* begin Provided records *
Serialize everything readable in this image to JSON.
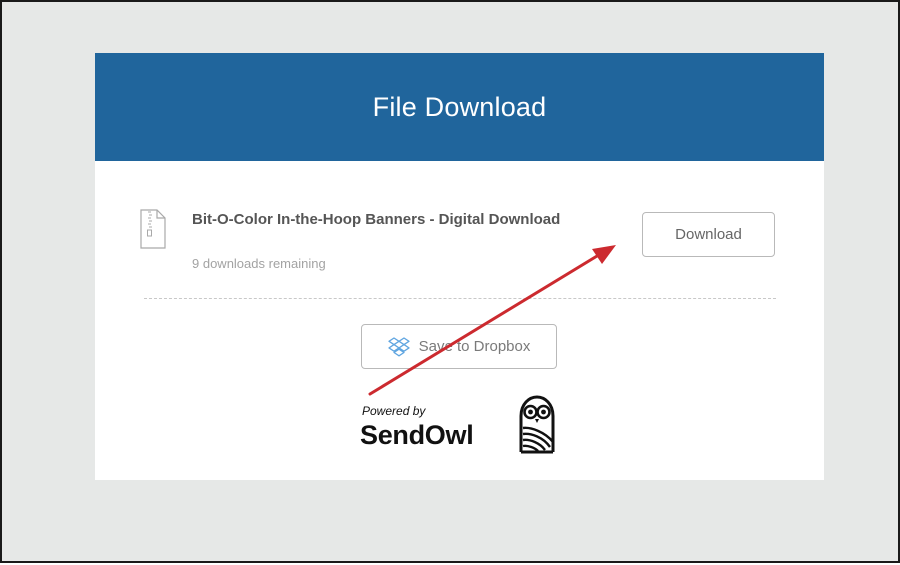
{
  "header": {
    "title": "File Download"
  },
  "file": {
    "name": "Bit-O-Color In-the-Hoop Banners - Digital Download",
    "downloads_remaining": "9 downloads remaining",
    "icon": "zip-file-icon"
  },
  "buttons": {
    "download_label": "Download",
    "dropbox_label": "Save to Dropbox",
    "dropbox_icon": "dropbox-icon"
  },
  "branding": {
    "powered_by": "Powered by",
    "brand_name": "SendOwl",
    "logo_icon": "owl-logo-icon"
  },
  "annotation": {
    "type": "arrow",
    "color": "#cc2a2f"
  },
  "colors": {
    "header_bg": "#20659c",
    "page_bg": "#e6e8e7",
    "card_bg": "#ffffff"
  }
}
* end Provided records *
▶ **Written instruction**:
Transcribe the preceding listing in its entirety and with exact wording, leaving out pictures.

▶ **Exercise solution**:
Serialize everything readable in this image to JSON.
{
  "header": {
    "title": "File Download"
  },
  "file": {
    "name": "Bit-O-Color In-the-Hoop Banners - Digital Download",
    "downloads_remaining": "9 downloads remaining",
    "icon": "zip-file-icon"
  },
  "buttons": {
    "download_label": "Download",
    "dropbox_label": "Save to Dropbox",
    "dropbox_icon": "dropbox-icon"
  },
  "branding": {
    "powered_by": "Powered by",
    "brand_name": "SendOwl",
    "logo_icon": "owl-logo-icon"
  },
  "annotation": {
    "type": "arrow",
    "color": "#cc2a2f"
  },
  "colors": {
    "header_bg": "#20659c",
    "page_bg": "#e6e8e7",
    "card_bg": "#ffffff"
  }
}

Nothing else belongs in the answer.